WRITTEN REQUEST:
Among the following entries, count the lines that contain "keyword" and report only the result.

-- START --

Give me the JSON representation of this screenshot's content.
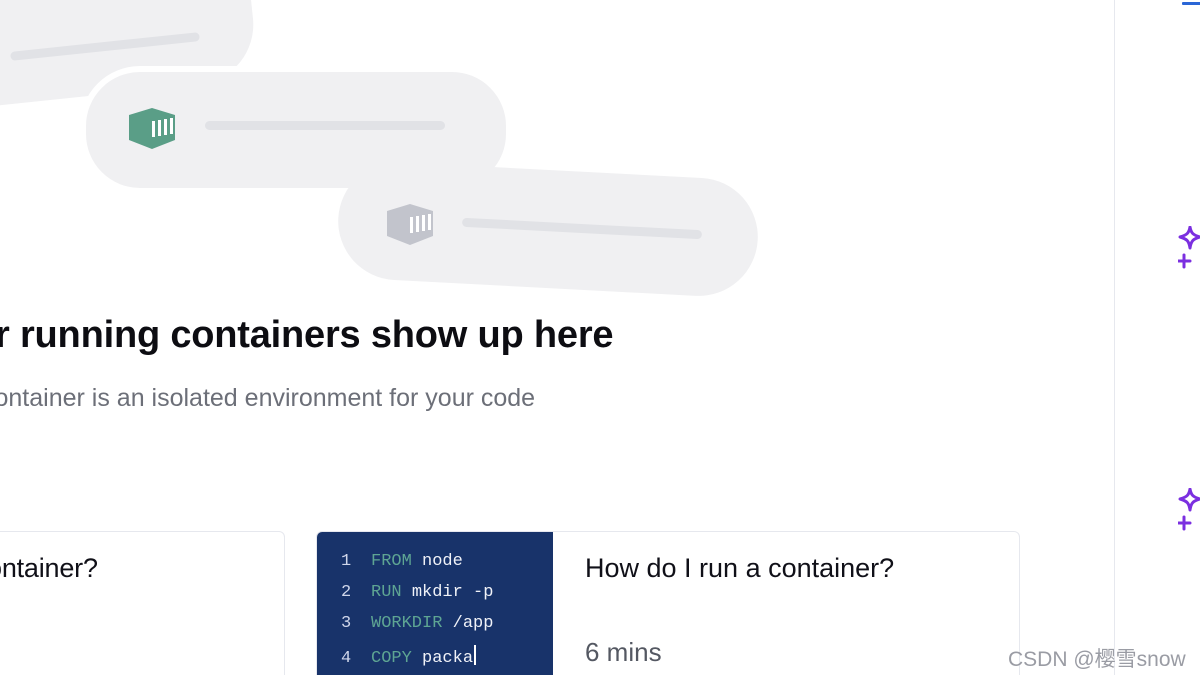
{
  "empty_state": {
    "title": "ur running containers show up here",
    "subtitle": "container is an isolated environment for your code",
    "container_icon_active_color": "#5a9e87",
    "container_icon_inactive_color": "#c2c4cc"
  },
  "cards": [
    {
      "title": "ontainer?"
    },
    {
      "title": "How do I run a container?",
      "duration": "6 mins",
      "code_lines": [
        {
          "num": "1",
          "keyword": "FROM",
          "arg": "node"
        },
        {
          "num": "2",
          "keyword": "RUN",
          "arg": "mkdir -p"
        },
        {
          "num": "3",
          "keyword": "WORKDIR",
          "arg": "/app"
        },
        {
          "num": "4",
          "keyword": "COPY",
          "arg": "packa"
        }
      ]
    }
  ],
  "sidebar": {
    "accent_color": "#7b2fe0",
    "items": [
      {
        "icon": "sparkle-icon"
      },
      {
        "icon": "sparkle-icon"
      }
    ]
  },
  "watermark": "CSDN @樱雪snow"
}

-- END --

RESPONSE TO THIS EXERCISE:
4